Written exercise: Copy each line in which the string "things" occurs.

Dataset items

┄┄┄┄┄┄┄┄┄┄

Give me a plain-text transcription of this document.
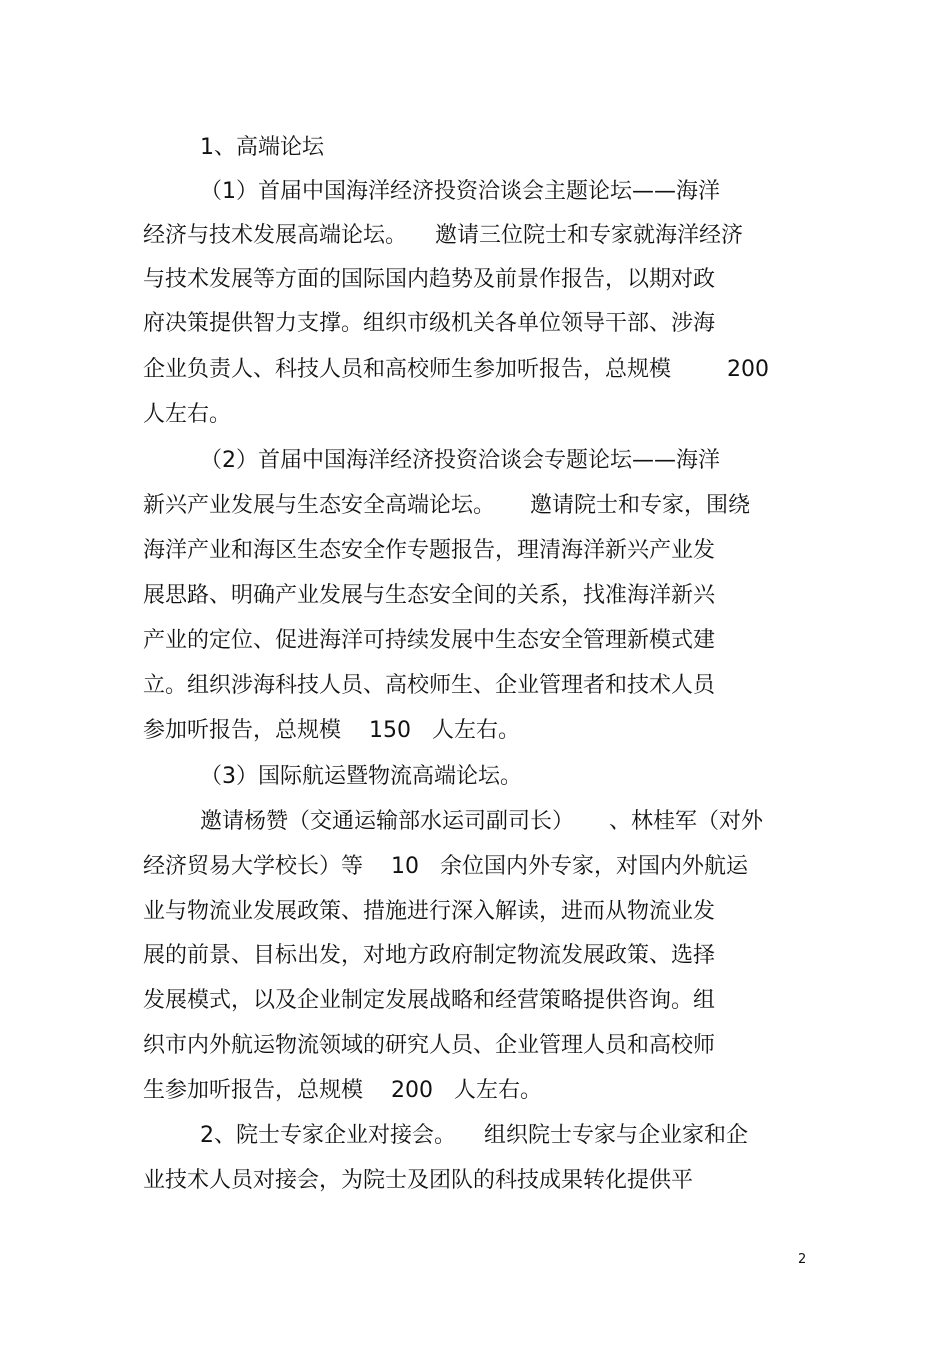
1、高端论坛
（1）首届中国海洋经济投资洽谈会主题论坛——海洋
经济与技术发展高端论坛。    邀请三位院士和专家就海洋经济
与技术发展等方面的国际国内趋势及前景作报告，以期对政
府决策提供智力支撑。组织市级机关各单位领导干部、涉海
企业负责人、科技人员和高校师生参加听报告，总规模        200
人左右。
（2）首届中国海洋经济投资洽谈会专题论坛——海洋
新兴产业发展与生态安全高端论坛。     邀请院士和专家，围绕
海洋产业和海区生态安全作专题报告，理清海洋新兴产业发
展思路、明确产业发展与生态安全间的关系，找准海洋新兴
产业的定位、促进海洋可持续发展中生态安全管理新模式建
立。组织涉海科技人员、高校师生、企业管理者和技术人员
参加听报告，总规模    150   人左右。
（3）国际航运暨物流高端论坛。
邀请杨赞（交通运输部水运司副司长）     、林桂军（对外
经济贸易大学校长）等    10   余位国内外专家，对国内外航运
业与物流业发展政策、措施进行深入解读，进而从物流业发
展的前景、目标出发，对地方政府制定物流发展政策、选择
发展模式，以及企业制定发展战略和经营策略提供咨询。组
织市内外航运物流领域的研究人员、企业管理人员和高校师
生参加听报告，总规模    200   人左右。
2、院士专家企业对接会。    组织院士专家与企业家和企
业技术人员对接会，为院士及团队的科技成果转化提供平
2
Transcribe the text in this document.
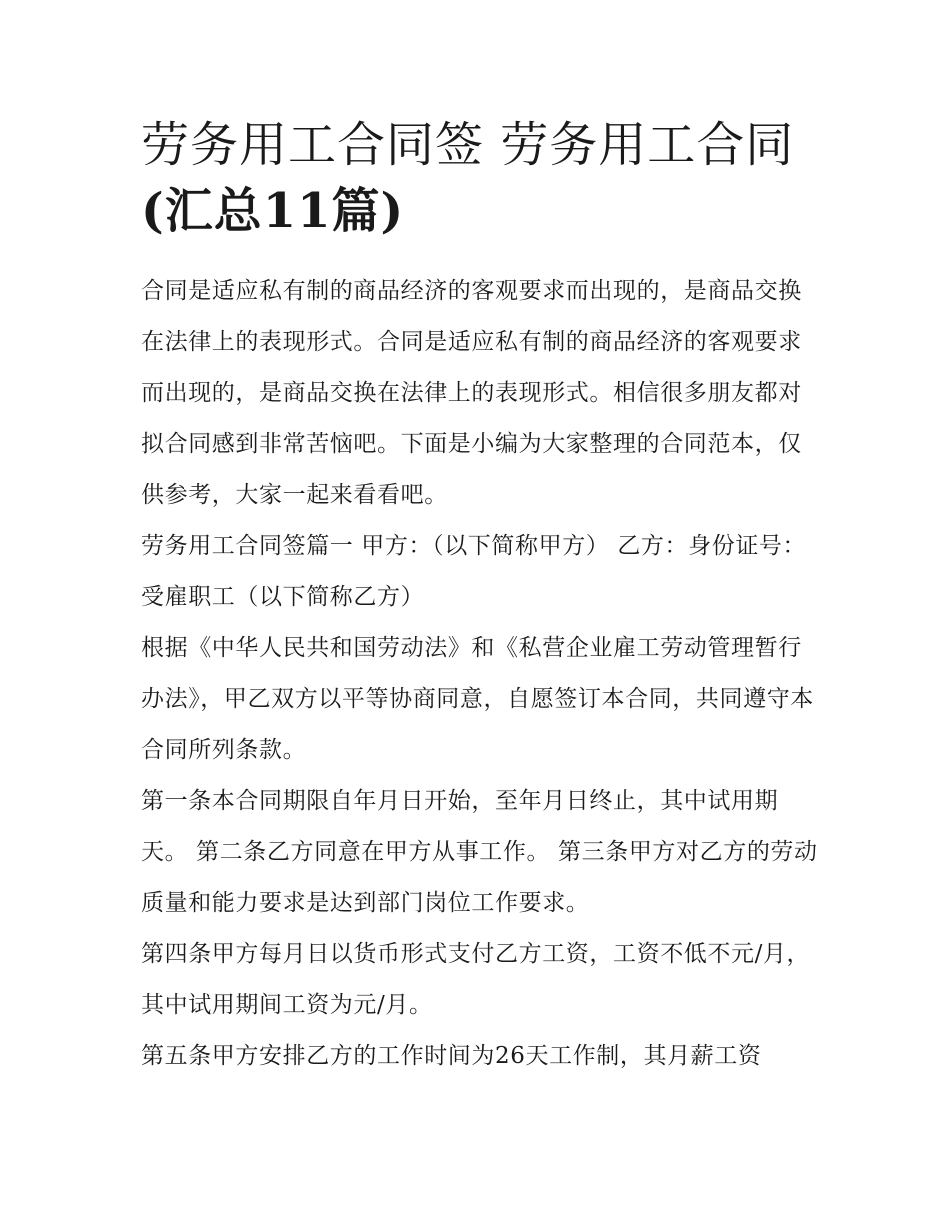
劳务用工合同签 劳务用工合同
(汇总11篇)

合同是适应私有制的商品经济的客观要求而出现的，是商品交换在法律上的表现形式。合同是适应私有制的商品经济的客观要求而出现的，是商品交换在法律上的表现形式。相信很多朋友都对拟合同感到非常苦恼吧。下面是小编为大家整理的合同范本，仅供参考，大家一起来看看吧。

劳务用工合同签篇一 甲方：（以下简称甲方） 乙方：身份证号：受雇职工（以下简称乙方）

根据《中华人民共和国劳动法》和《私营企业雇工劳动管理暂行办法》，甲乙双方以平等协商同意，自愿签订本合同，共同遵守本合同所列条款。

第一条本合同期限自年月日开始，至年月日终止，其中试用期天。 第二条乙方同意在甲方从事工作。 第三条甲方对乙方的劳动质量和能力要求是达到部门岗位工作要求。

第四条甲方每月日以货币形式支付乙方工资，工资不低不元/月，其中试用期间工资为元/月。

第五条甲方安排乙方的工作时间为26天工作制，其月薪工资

┄┄┄┄┄┄┄┄┄┄

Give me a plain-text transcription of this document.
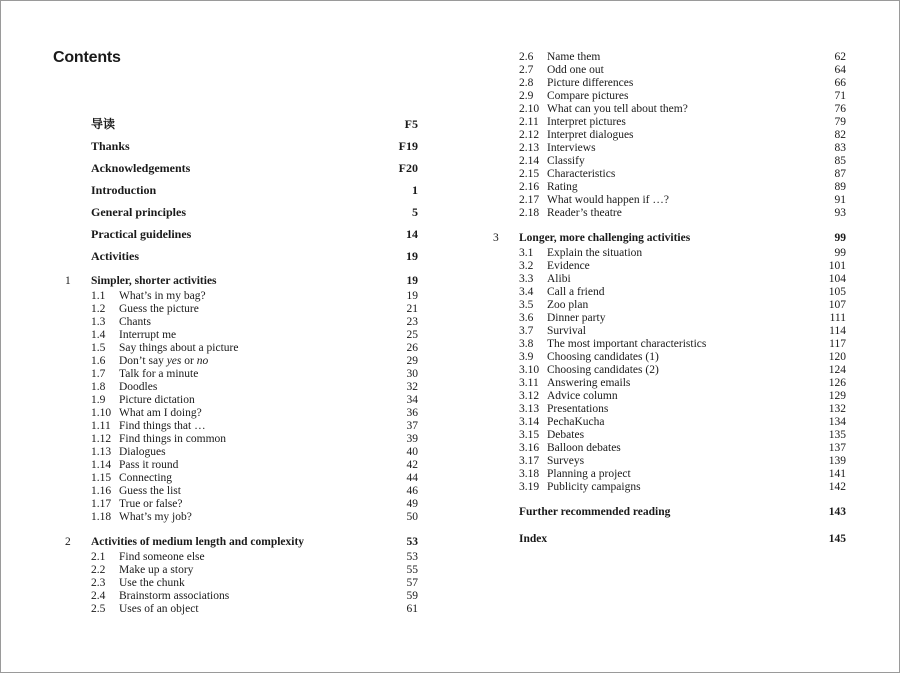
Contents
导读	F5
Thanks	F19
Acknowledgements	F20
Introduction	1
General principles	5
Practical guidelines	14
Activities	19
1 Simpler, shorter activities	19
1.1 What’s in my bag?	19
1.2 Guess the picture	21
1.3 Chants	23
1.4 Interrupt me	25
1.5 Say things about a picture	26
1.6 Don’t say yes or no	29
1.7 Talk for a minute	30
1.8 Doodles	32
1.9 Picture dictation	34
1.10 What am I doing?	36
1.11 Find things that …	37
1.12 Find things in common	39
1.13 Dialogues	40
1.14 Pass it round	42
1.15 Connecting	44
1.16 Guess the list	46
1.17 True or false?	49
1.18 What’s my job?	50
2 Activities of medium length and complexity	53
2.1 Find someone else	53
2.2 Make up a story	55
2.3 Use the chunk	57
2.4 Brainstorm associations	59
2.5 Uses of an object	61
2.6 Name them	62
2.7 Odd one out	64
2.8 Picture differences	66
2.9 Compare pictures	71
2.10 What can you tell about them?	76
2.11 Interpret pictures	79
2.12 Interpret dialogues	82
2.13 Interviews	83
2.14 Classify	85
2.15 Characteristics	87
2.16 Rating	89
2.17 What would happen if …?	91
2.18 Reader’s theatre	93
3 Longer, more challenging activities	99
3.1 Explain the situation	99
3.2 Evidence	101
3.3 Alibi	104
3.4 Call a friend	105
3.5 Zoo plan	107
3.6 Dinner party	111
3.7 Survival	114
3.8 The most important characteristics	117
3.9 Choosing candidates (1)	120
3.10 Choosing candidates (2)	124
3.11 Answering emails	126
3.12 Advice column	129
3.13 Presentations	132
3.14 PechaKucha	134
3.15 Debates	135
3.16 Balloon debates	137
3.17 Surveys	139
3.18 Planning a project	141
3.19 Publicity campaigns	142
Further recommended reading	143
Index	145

┄┄┄┄┄┄┄┄┄┄

Result for this exercise:
1.5 Say things about a picture	26
1.11 Find things that …	37
1.12 Find things in common	39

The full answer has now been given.